(Records from a collection of figures)

= = = = = = =

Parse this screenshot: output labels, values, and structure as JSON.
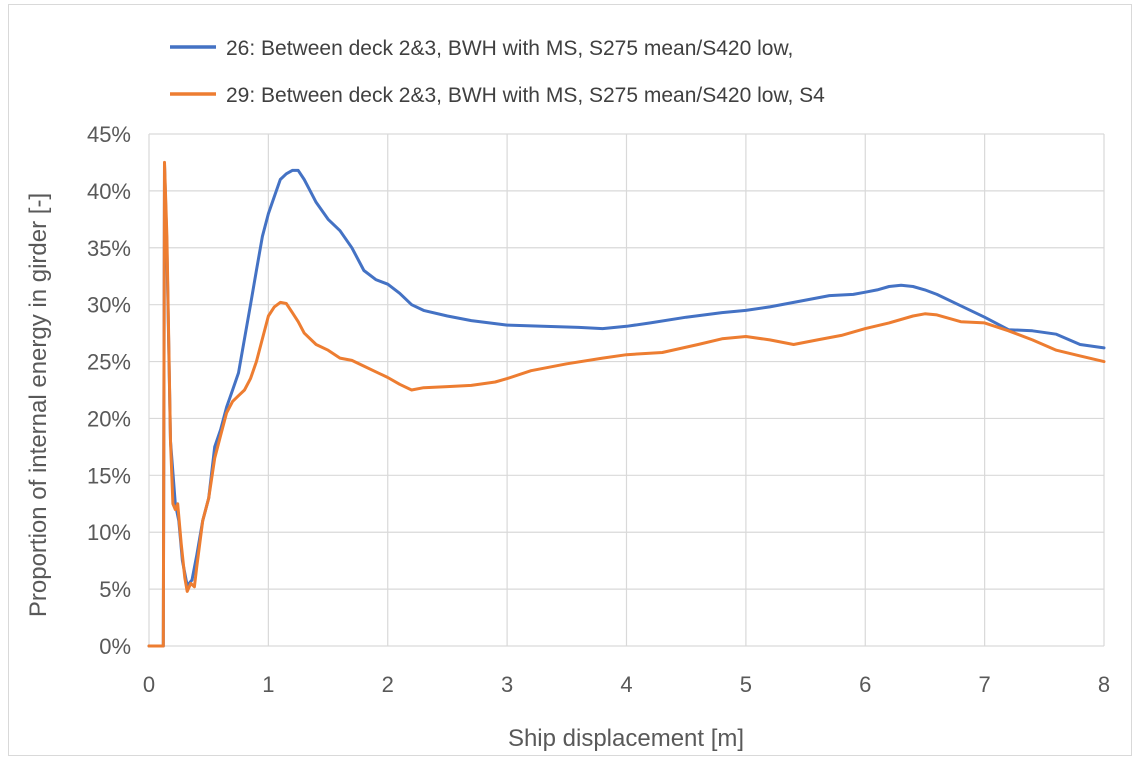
{
  "chart_data": {
    "type": "line",
    "title": "",
    "xlabel": "Ship displacement [m]",
    "ylabel": "Proportion of internal energy in girder [-]",
    "xlim": [
      0,
      8
    ],
    "ylim": [
      0,
      45
    ],
    "x_ticks": [
      "0",
      "1",
      "2",
      "3",
      "4",
      "5",
      "6",
      "7",
      "8"
    ],
    "y_ticks": [
      "0%",
      "5%",
      "10%",
      "15%",
      "20%",
      "25%",
      "30%",
      "35%",
      "40%",
      "45%"
    ],
    "grid": true,
    "legend_position": "top",
    "series": [
      {
        "name": "26: Between deck 2&3, BWH with MS, S275 mean/S420 low,",
        "color": "#4472c4",
        "x": [
          0.0,
          0.12,
          0.13,
          0.15,
          0.18,
          0.22,
          0.25,
          0.28,
          0.32,
          0.36,
          0.4,
          0.45,
          0.5,
          0.55,
          0.6,
          0.65,
          0.7,
          0.75,
          0.8,
          0.85,
          0.9,
          0.95,
          1.0,
          1.05,
          1.1,
          1.15,
          1.2,
          1.25,
          1.3,
          1.35,
          1.4,
          1.5,
          1.6,
          1.7,
          1.8,
          1.9,
          2.0,
          2.1,
          2.2,
          2.3,
          2.5,
          2.7,
          3.0,
          3.3,
          3.6,
          3.8,
          4.0,
          4.2,
          4.5,
          4.8,
          5.0,
          5.2,
          5.5,
          5.7,
          5.9,
          6.0,
          6.1,
          6.2,
          6.3,
          6.4,
          6.5,
          6.6,
          6.8,
          7.0,
          7.2,
          7.4,
          7.6,
          7.8,
          8.0
        ],
        "y": [
          0,
          0,
          42.3,
          35,
          18,
          12.5,
          11,
          7.5,
          5.3,
          5.8,
          8,
          11,
          13,
          17.5,
          19,
          21,
          22.5,
          24,
          27,
          30,
          33,
          36,
          38,
          39.5,
          41,
          41.5,
          41.8,
          41.8,
          41,
          40,
          39,
          37.5,
          36.5,
          35,
          33,
          32.2,
          31.8,
          31,
          30,
          29.5,
          29,
          28.6,
          28.2,
          28.1,
          28,
          27.9,
          28.1,
          28.4,
          28.9,
          29.3,
          29.5,
          29.8,
          30.4,
          30.8,
          30.9,
          31.1,
          31.3,
          31.6,
          31.7,
          31.6,
          31.3,
          30.9,
          29.9,
          28.9,
          27.8,
          27.7,
          27.4,
          26.5,
          26.2
        ]
      },
      {
        "name": "29: Between deck 2&3, BWH with MS, S275 mean/S420 low, S4",
        "color": "#ed7d31",
        "x": [
          0.0,
          0.12,
          0.13,
          0.15,
          0.18,
          0.2,
          0.22,
          0.24,
          0.27,
          0.3,
          0.32,
          0.35,
          0.38,
          0.4,
          0.45,
          0.5,
          0.55,
          0.6,
          0.65,
          0.7,
          0.75,
          0.8,
          0.85,
          0.9,
          0.95,
          1.0,
          1.05,
          1.1,
          1.15,
          1.2,
          1.25,
          1.3,
          1.4,
          1.5,
          1.6,
          1.7,
          1.8,
          1.9,
          2.0,
          2.1,
          2.2,
          2.3,
          2.5,
          2.7,
          2.9,
          3.0,
          3.2,
          3.5,
          3.8,
          4.0,
          4.3,
          4.6,
          4.8,
          5.0,
          5.2,
          5.4,
          5.6,
          5.8,
          6.0,
          6.2,
          6.4,
          6.5,
          6.6,
          6.8,
          7.0,
          7.2,
          7.4,
          7.6,
          7.8,
          8.0
        ],
        "y": [
          0,
          0,
          42.5,
          36,
          18,
          12.5,
          12,
          12.5,
          9,
          6,
          4.8,
          5.5,
          5.2,
          7,
          11,
          13,
          16.5,
          18.5,
          20.5,
          21.5,
          22,
          22.5,
          23.5,
          25,
          27,
          29,
          29.8,
          30.2,
          30.1,
          29.3,
          28.5,
          27.5,
          26.5,
          26,
          25.3,
          25.1,
          24.6,
          24.1,
          23.6,
          23,
          22.5,
          22.7,
          22.8,
          22.9,
          23.2,
          23.5,
          24.2,
          24.8,
          25.3,
          25.6,
          25.8,
          26.5,
          27,
          27.2,
          26.9,
          26.5,
          26.9,
          27.3,
          27.9,
          28.4,
          29,
          29.2,
          29.1,
          28.5,
          28.4,
          27.7,
          26.9,
          26,
          25.5,
          25
        ]
      }
    ]
  }
}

= = = = = = =

Work to do
Copy each line of the listing that holds the word "name".

Exercise answer
        "name": "26: Between deck 2&3, BWH with MS, S275 mean/S420 low,",
        "name": "29: Between deck 2&3, BWH with MS, S275 mean/S420 low, S4",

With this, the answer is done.